Given data
>>

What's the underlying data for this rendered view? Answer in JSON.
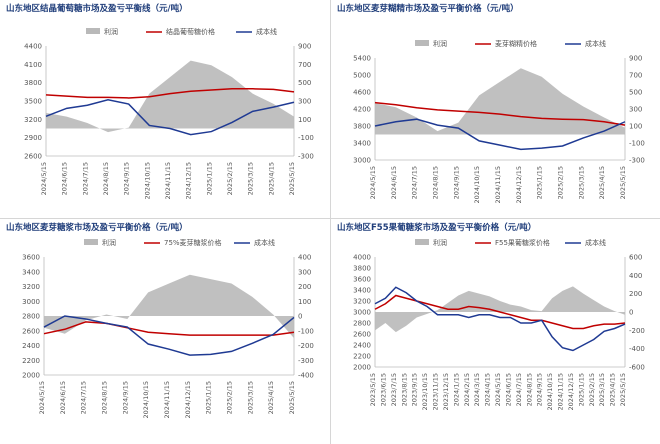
{
  "colors": {
    "profit": "#b9b9b9",
    "price": "#c00000",
    "cost": "#1f3a93",
    "title": "#1f3d7a",
    "axis": "#808080"
  },
  "charts": [
    {
      "title": "山东地区结晶葡萄糖市场及盈亏平衡线（元/吨）",
      "legend": {
        "profit": "利润",
        "price": "结晶葡萄糖价格",
        "cost": "成本线"
      },
      "left_ticks": [
        "4400",
        "4100",
        "3800",
        "3500",
        "3200",
        "2900",
        "2600"
      ],
      "right_ticks": [
        "900",
        "700",
        "500",
        "300",
        "100",
        "-100",
        "-300"
      ],
      "x_ticks": [
        "2024/5/15",
        "2024/6/15",
        "2024/7/15",
        "2024/8/15",
        "2024/9/15",
        "2024/10/15",
        "2024/11/15",
        "2024/12/15",
        "2025/1/15",
        "2025/2/15",
        "2025/3/15",
        "2025/4/15",
        "2025/5/15"
      ]
    },
    {
      "title": "山东地区麦芽糊精市场及盈亏平衡价格（元/吨）",
      "legend": {
        "profit": "利润",
        "price": "麦芽糊精价格",
        "cost": "成本线"
      },
      "left_ticks": [
        "5400",
        "5000",
        "4600",
        "4200",
        "3800",
        "3400",
        "3000"
      ],
      "right_ticks": [
        "900",
        "700",
        "500",
        "300",
        "100",
        "-100",
        "-300"
      ],
      "x_ticks": [
        "2024/5/15",
        "2024/6/15",
        "2024/7/15",
        "2024/8/15",
        "2024/9/15",
        "2024/10/15",
        "2024/11/15",
        "2024/12/15",
        "2025/1/15",
        "2025/2/15",
        "2025/3/15",
        "2025/4/15",
        "2025/5/15"
      ]
    },
    {
      "title": "山东地区麦芽糖浆市场及盈亏平衡价格（元/吨）",
      "legend": {
        "profit": "利润",
        "price": "75%麦芽糖浆价格",
        "cost": "成本线"
      },
      "left_ticks": [
        "3600",
        "3400",
        "3200",
        "3000",
        "2800",
        "2600",
        "2400",
        "2200",
        "2000"
      ],
      "right_ticks": [
        "400",
        "300",
        "200",
        "100",
        "0",
        "-100",
        "-200",
        "-300",
        "-400"
      ],
      "x_ticks": [
        "2024/5/15",
        "2024/6/15",
        "2024/7/15",
        "2024/8/15",
        "2024/9/15",
        "2024/10/15",
        "2024/11/15",
        "2024/12/15",
        "2025/1/15",
        "2025/2/15",
        "2025/3/15",
        "2025/4/15",
        "2025/5/15"
      ]
    },
    {
      "title": "山东地区F55果葡糖浆市场及盈亏平衡价格（元/吨）",
      "legend": {
        "profit": "利润",
        "price": "F55果葡糖浆价格",
        "cost": "成本线"
      },
      "left_ticks": [
        "4000",
        "3800",
        "3600",
        "3400",
        "3200",
        "3000",
        "2800",
        "2600",
        "2400",
        "2200",
        "2000"
      ],
      "right_ticks": [
        "600",
        "400",
        "200",
        "0",
        "-200",
        "-400",
        "-600"
      ],
      "x_ticks": [
        "2023/5/15",
        "2023/6/15",
        "2023/7/15",
        "2023/8/15",
        "2023/9/15",
        "2023/10/15",
        "2023/11/15",
        "2023/12/15",
        "2024/1/15",
        "2024/2/15",
        "2024/3/15",
        "2024/4/15",
        "2024/5/15",
        "2024/6/15",
        "2024/7/15",
        "2024/8/15",
        "2024/9/15",
        "2024/10/15",
        "2024/11/15",
        "2024/12/15",
        "2025/1/15",
        "2025/2/15",
        "2025/3/15",
        "2025/4/15",
        "2025/5/15"
      ]
    }
  ],
  "chart_data": [
    {
      "type": "line",
      "title": "山东地区结晶葡萄糖市场及盈亏平衡线（元/吨）",
      "x": [
        "2024/5/15",
        "2024/6/15",
        "2024/7/15",
        "2024/8/15",
        "2024/9/15",
        "2024/10/15",
        "2024/11/15",
        "2024/12/15",
        "2025/1/15",
        "2025/2/15",
        "2025/3/15",
        "2025/4/15",
        "2025/5/15"
      ],
      "ylim_left": [
        2600,
        4400
      ],
      "ylim_right": [
        -300,
        900
      ],
      "series": [
        {
          "name": "利润",
          "axis": "right",
          "kind": "area",
          "values": [
            170,
            130,
            60,
            -40,
            10,
            380,
            560,
            740,
            690,
            560,
            380,
            270,
            130
          ]
        },
        {
          "name": "结晶葡萄糖价格",
          "axis": "left",
          "kind": "line",
          "values": [
            3600,
            3580,
            3560,
            3560,
            3550,
            3570,
            3620,
            3660,
            3680,
            3700,
            3700,
            3690,
            3650
          ]
        },
        {
          "name": "成本线",
          "axis": "left",
          "kind": "line",
          "values": [
            3250,
            3380,
            3430,
            3520,
            3450,
            3100,
            3050,
            2950,
            3000,
            3150,
            3330,
            3400,
            3480
          ]
        }
      ]
    },
    {
      "type": "line",
      "title": "山东地区麦芽糊精市场及盈亏平衡价格（元/吨）",
      "x": [
        "2024/5/15",
        "2024/6/15",
        "2024/7/15",
        "2024/8/15",
        "2024/9/15",
        "2024/10/15",
        "2024/11/15",
        "2024/12/15",
        "2025/1/15",
        "2025/2/15",
        "2025/3/15",
        "2025/4/15",
        "2025/5/15"
      ],
      "ylim_left": [
        3000,
        5400
      ],
      "ylim_right": [
        -300,
        900
      ],
      "series": [
        {
          "name": "利润",
          "axis": "right",
          "kind": "area",
          "values": [
            370,
            320,
            200,
            40,
            140,
            460,
            620,
            780,
            680,
            480,
            330,
            200,
            80
          ]
        },
        {
          "name": "麦芽糊精价格",
          "axis": "left",
          "kind": "line",
          "values": [
            4350,
            4300,
            4230,
            4180,
            4150,
            4120,
            4080,
            4020,
            3980,
            3960,
            3950,
            3900,
            3820
          ]
        },
        {
          "name": "成本线",
          "axis": "left",
          "kind": "line",
          "values": [
            3800,
            3900,
            3960,
            3820,
            3750,
            3450,
            3350,
            3250,
            3280,
            3330,
            3520,
            3680,
            3900
          ]
        }
      ]
    },
    {
      "type": "line",
      "title": "山东地区麦芽糖浆市场及盈亏平衡价格（元/吨）",
      "x": [
        "2024/5/15",
        "2024/6/15",
        "2024/7/15",
        "2024/8/15",
        "2024/9/15",
        "2024/10/15",
        "2024/11/15",
        "2024/12/15",
        "2025/1/15",
        "2025/2/15",
        "2025/3/15",
        "2025/4/15",
        "2025/5/15"
      ],
      "ylim_left": [
        2000,
        3600
      ],
      "ylim_right": [
        -400,
        400
      ],
      "series": [
        {
          "name": "利润",
          "axis": "right",
          "kind": "area",
          "values": [
            -80,
            -120,
            -30,
            10,
            -20,
            160,
            220,
            280,
            250,
            220,
            130,
            10,
            -150
          ]
        },
        {
          "name": "75%麦芽糖浆价格",
          "axis": "left",
          "kind": "line",
          "values": [
            2560,
            2620,
            2720,
            2700,
            2640,
            2580,
            2560,
            2540,
            2540,
            2540,
            2540,
            2540,
            2580
          ]
        },
        {
          "name": "成本线",
          "axis": "left",
          "kind": "line",
          "values": [
            2650,
            2800,
            2760,
            2700,
            2650,
            2420,
            2350,
            2270,
            2280,
            2320,
            2430,
            2550,
            2780
          ]
        }
      ]
    },
    {
      "type": "line",
      "title": "山东地区F55果葡糖浆市场及盈亏平衡价格（元/吨）",
      "x": [
        "2023/5/15",
        "2023/6/15",
        "2023/7/15",
        "2023/8/15",
        "2023/9/15",
        "2023/10/15",
        "2023/11/15",
        "2023/12/15",
        "2024/1/15",
        "2024/2/15",
        "2024/3/15",
        "2024/4/15",
        "2024/5/15",
        "2024/6/15",
        "2024/7/15",
        "2024/8/15",
        "2024/9/15",
        "2024/10/15",
        "2024/11/15",
        "2024/12/15",
        "2025/1/15",
        "2025/2/15",
        "2025/3/15",
        "2025/4/15",
        "2025/5/15"
      ],
      "ylim_left": [
        2000,
        4000
      ],
      "ylim_right": [
        -600,
        600
      ],
      "series": [
        {
          "name": "利润",
          "axis": "right",
          "kind": "area",
          "values": [
            -200,
            -120,
            -220,
            -150,
            -60,
            -20,
            20,
            100,
            180,
            230,
            200,
            170,
            120,
            80,
            60,
            20,
            10,
            150,
            230,
            280,
            200,
            130,
            60,
            10,
            -30
          ]
        },
        {
          "name": "F55果葡糖浆价格",
          "axis": "left",
          "kind": "line",
          "values": [
            3050,
            3150,
            3300,
            3250,
            3200,
            3150,
            3100,
            3050,
            3050,
            3100,
            3080,
            3050,
            3000,
            2950,
            2900,
            2850,
            2850,
            2800,
            2750,
            2700,
            2700,
            2750,
            2780,
            2780,
            2800
          ]
        },
        {
          "name": "成本线",
          "axis": "left",
          "kind": "line",
          "values": [
            3150,
            3250,
            3450,
            3350,
            3200,
            3100,
            2950,
            2950,
            2950,
            2900,
            2950,
            2950,
            2900,
            2900,
            2800,
            2800,
            2850,
            2550,
            2350,
            2300,
            2400,
            2500,
            2650,
            2700,
            2780
          ]
        }
      ]
    }
  ]
}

<<

Tally the lines in the entries above that hold the word "price". Reply with nothing but that count.

Exercise answer
5